Only the pictures are to be dropped, and the rest of the data should be copied exactly.

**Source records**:
- - -
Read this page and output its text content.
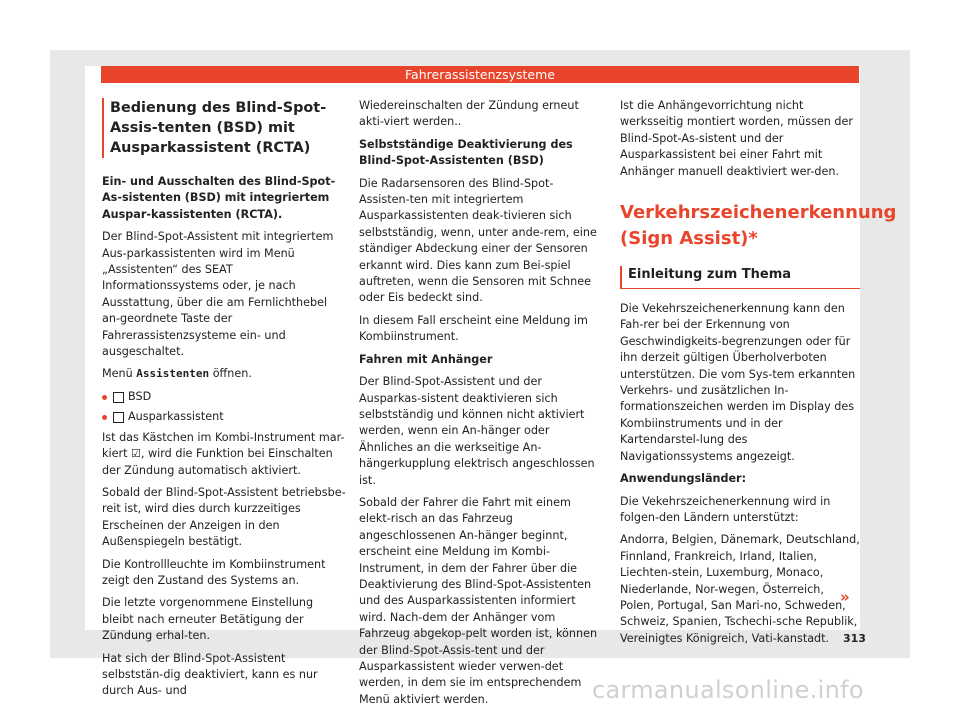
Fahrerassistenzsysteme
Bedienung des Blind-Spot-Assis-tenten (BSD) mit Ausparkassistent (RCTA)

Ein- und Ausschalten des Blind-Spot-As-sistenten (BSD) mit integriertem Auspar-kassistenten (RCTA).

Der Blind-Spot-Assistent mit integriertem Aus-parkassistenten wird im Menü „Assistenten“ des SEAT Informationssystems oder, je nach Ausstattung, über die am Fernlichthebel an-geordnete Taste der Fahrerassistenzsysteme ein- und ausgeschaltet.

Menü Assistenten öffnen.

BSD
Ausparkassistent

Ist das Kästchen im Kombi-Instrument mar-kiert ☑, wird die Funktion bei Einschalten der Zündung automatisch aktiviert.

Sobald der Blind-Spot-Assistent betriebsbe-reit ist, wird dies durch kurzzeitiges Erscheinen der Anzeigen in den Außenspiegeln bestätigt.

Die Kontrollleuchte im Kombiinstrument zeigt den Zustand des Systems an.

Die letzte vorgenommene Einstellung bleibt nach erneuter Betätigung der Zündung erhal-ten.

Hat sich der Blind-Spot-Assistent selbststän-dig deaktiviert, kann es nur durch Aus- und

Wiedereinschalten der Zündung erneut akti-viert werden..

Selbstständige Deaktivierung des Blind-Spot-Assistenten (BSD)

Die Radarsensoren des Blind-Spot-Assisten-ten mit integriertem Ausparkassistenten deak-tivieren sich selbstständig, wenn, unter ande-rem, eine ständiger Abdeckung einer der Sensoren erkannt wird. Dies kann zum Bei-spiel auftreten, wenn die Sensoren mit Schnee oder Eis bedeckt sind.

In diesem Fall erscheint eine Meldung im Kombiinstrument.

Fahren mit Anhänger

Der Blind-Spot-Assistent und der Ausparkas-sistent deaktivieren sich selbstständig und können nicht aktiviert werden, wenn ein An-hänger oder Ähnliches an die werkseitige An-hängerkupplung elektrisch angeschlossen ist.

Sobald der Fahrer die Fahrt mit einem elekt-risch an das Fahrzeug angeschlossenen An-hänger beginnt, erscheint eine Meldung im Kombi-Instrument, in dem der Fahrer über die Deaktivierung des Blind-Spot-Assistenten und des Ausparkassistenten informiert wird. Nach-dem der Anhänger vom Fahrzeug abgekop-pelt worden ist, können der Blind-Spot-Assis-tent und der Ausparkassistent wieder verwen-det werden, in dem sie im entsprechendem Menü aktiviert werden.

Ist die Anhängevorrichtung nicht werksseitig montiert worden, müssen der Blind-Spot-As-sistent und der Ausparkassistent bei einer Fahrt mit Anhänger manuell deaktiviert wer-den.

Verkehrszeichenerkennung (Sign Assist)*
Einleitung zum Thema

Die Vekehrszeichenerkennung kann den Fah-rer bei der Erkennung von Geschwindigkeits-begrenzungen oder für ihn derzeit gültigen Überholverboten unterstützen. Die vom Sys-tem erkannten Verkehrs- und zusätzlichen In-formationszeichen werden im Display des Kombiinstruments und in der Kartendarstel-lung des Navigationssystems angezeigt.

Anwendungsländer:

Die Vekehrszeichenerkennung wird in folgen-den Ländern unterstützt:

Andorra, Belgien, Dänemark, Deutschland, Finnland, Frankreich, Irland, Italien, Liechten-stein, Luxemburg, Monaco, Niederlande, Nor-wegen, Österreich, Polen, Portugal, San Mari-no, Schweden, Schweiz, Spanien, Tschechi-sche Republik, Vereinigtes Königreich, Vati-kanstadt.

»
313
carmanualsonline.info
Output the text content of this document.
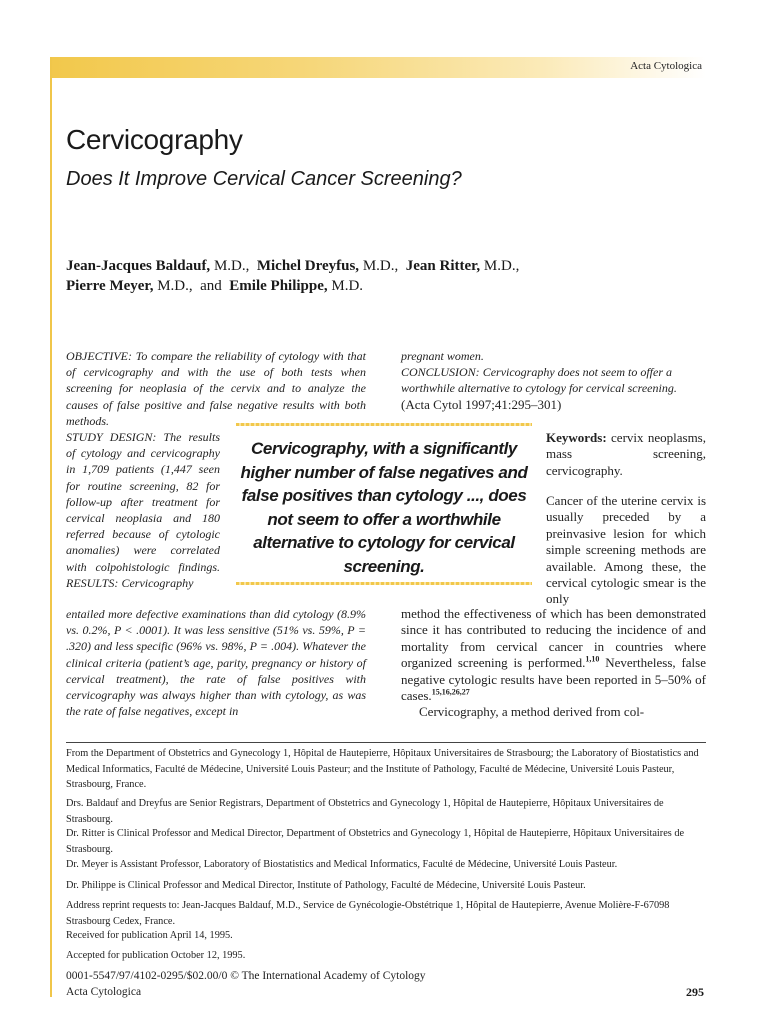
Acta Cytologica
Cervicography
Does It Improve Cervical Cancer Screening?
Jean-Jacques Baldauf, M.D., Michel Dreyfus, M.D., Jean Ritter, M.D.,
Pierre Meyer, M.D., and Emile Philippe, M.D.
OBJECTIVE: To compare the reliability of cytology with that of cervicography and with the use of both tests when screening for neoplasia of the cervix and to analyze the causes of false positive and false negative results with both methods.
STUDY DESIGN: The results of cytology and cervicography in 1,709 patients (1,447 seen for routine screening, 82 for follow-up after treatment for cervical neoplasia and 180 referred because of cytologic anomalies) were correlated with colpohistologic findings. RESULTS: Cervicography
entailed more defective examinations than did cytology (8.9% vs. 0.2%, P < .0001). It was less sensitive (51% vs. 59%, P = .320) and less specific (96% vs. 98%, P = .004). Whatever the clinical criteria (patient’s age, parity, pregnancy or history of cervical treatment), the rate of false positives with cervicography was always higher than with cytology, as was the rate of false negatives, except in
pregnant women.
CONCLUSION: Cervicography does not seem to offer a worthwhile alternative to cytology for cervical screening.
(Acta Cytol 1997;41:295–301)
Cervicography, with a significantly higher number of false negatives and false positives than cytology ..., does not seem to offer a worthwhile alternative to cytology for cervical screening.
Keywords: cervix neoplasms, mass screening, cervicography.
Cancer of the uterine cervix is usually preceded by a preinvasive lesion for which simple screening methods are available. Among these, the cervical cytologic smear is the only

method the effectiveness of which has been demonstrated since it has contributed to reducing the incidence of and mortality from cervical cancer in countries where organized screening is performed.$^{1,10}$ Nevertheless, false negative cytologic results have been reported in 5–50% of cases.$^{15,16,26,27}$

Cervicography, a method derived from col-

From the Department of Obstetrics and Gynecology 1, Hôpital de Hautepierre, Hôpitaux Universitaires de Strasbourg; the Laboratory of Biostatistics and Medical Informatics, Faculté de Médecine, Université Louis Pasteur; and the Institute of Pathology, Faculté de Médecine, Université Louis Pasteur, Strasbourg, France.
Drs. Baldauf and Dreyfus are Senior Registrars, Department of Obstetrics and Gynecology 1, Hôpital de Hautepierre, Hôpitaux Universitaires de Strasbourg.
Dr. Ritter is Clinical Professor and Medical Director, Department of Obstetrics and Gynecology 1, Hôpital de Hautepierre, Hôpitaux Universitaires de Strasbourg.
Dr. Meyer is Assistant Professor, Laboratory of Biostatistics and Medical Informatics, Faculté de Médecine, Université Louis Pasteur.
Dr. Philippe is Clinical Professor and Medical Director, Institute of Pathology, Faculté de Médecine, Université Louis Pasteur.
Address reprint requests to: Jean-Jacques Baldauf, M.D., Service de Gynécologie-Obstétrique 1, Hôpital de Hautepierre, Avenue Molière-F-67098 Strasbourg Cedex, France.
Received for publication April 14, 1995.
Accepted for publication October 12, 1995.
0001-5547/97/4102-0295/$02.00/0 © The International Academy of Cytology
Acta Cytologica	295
- - -
**Exercise answer**:
Read this page and output its text content.
Fahrerassistenzsysteme
Bedienung des Blind-Spot-Assis-tenten (BSD) mit Ausparkassistent (RCTA)

Ein- und Ausschalten des Blind-Spot-As-sistenten (BSD) mit integriertem Auspar-kassistenten (RCTA).

Der Blind-Spot-Assistent mit integriertem Aus-parkassistenten wird im Menü „Assistenten“ des SEAT Informationssystems oder, je nach Ausstattung, über die am Fernlichthebel an-geordnete Taste der Fahrerassistenzsysteme ein- und ausgeschaltet.

Menü Assistenten öffnen.

BSD
Ausparkassistent

Ist das Kästchen im Kombi-Instrument mar-kiert ☑, wird die Funktion bei Einschalten der Zündung automatisch aktiviert.

Sobald der Blind-Spot-Assistent betriebsbe-reit ist, wird dies durch kurzzeitiges Erscheinen der Anzeigen in den Außenspiegeln bestätigt.

Die Kontrollleuchte im Kombiinstrument zeigt den Zustand des Systems an.

Die letzte vorgenommene Einstellung bleibt nach erneuter Betätigung der Zündung erhal-ten.

Hat sich der Blind-Spot-Assistent selbststän-dig deaktiviert, kann es nur durch Aus- und

Wiedereinschalten der Zündung erneut akti-viert werden..

Selbstständige Deaktivierung des Blind-Spot-Assistenten (BSD)

Die Radarsensoren des Blind-Spot-Assisten-ten mit integriertem Ausparkassistenten deak-tivieren sich selbstständig, wenn, unter ande-rem, eine ständiger Abdeckung einer der Sensoren erkannt wird. Dies kann zum Bei-spiel auftreten, wenn die Sensoren mit Schnee oder Eis bedeckt sind.

In diesem Fall erscheint eine Meldung im Kombiinstrument.

Fahren mit Anhänger

Der Blind-Spot-Assistent und der Ausparkas-sistent deaktivieren sich selbstständig und können nicht aktiviert werden, wenn ein An-hänger oder Ähnliches an die werkseitige An-hängerkupplung elektrisch angeschlossen ist.

Sobald der Fahrer die Fahrt mit einem elekt-risch an das Fahrzeug angeschlossenen An-hänger beginnt, erscheint eine Meldung im Kombi-Instrument, in dem der Fahrer über die Deaktivierung des Blind-Spot-Assistenten und des Ausparkassistenten informiert wird. Nach-dem der Anhänger vom Fahrzeug abgekop-pelt worden ist, können der Blind-Spot-Assis-tent und der Ausparkassistent wieder verwen-det werden, in dem sie im entsprechendem Menü aktiviert werden.

Ist die Anhängevorrichtung nicht werksseitig montiert worden, müssen der Blind-Spot-As-sistent und der Ausparkassistent bei einer Fahrt mit Anhänger manuell deaktiviert wer-den.

Verkehrszeichenerkennung (Sign Assist)*
Einleitung zum Thema

Die Vekehrszeichenerkennung kann den Fah-rer bei der Erkennung von Geschwindigkeits-begrenzungen oder für ihn derzeit gültigen Überholverboten unterstützen. Die vom Sys-tem erkannten Verkehrs- und zusätzlichen In-formationszeichen werden im Display des Kombiinstruments und in der Kartendarstel-lung des Navigationssystems angezeigt.

Anwendungsländer:

Die Vekehrszeichenerkennung wird in folgen-den Ländern unterstützt:

Andorra, Belgien, Dänemark, Deutschland, Finnland, Frankreich, Irland, Italien, Liechten-stein, Luxemburg, Monaco, Niederlande, Nor-wegen, Österreich, Polen, Portugal, San Mari-no, Schweden, Schweiz, Spanien, Tschechi-sche Republik, Vereinigtes Königreich, Vati-kanstadt.

»
313
carmanualsonline.info
Output the text content of this document.
Acta Cytologica
Cervicography
Does It Improve Cervical Cancer Screening?
Jean-Jacques Baldauf, M.D., Michel Dreyfus, M.D., Jean Ritter, M.D.,
Pierre Meyer, M.D., and Emile Philippe, M.D.
OBJECTIVE: To compare the reliability of cytology with that of cervicography and with the use of both tests when screening for neoplasia of the cervix and to analyze the causes of false positive and false negative results with both methods.
STUDY DESIGN: The results of cytology and cervicography in 1,709 patients (1,447 seen for routine screening, 82 for follow-up after treatment for cervical neoplasia and 180 referred because of cytologic anomalies) were correlated with colpohistologic findings. RESULTS: Cervicography
entailed more defective examinations than did cytology (8.9% vs. 0.2%, P < .0001). It was less sensitive (51% vs. 59%, P = .320) and less specific (96% vs. 98%, P = .004). Whatever the clinical criteria (patient’s age, parity, pregnancy or history of cervical treatment), the rate of false positives with cervicography was always higher than with cytology, as was the rate of false negatives, except in
pregnant women.
CONCLUSION: Cervicography does not seem to offer a worthwhile alternative to cytology for cervical screening.
(Acta Cytol 1997;41:295–301)
Cervicography, with a significantly higher number of false negatives and false positives than cytology ..., does not seem to offer a worthwhile alternative to cytology for cervical screening.
Keywords: cervix neoplasms, mass screening, cervicography.
Cancer of the uterine cervix is usually preceded by a preinvasive lesion for which simple screening methods are available. Among these, the cervical cytologic smear is the only

method the effectiveness of which has been demonstrated since it has contributed to reducing the incidence of and mortality from cervical cancer in countries where organized screening is performed.$^{1,10}$ Nevertheless, false negative cytologic results have been reported in 5–50% of cases.$^{15,16,26,27}$

Cervicography, a method derived from col-

From the Department of Obstetrics and Gynecology 1, Hôpital de Hautepierre, Hôpitaux Universitaires de Strasbourg; the Laboratory of Biostatistics and Medical Informatics, Faculté de Médecine, Université Louis Pasteur; and the Institute of Pathology, Faculté de Médecine, Université Louis Pasteur, Strasbourg, France.
Drs. Baldauf and Dreyfus are Senior Registrars, Department of Obstetrics and Gynecology 1, Hôpital de Hautepierre, Hôpitaux Universitaires de Strasbourg.
Dr. Ritter is Clinical Professor and Medical Director, Department of Obstetrics and Gynecology 1, Hôpital de Hautepierre, Hôpitaux Universitaires de Strasbourg.
Dr. Meyer is Assistant Professor, Laboratory of Biostatistics and Medical Informatics, Faculté de Médecine, Université Louis Pasteur.
Dr. Philippe is Clinical Professor and Medical Director, Institute of Pathology, Faculté de Médecine, Université Louis Pasteur.
Address reprint requests to: Jean-Jacques Baldauf, M.D., Service de Gynécologie-Obstétrique 1, Hôpital de Hautepierre, Avenue Molière-F-67098 Strasbourg Cedex, France.
Received for publication April 14, 1995.
Accepted for publication October 12, 1995.
0001-5547/97/4102-0295/$02.00/0 © The International Academy of Cytology
Acta Cytologica	295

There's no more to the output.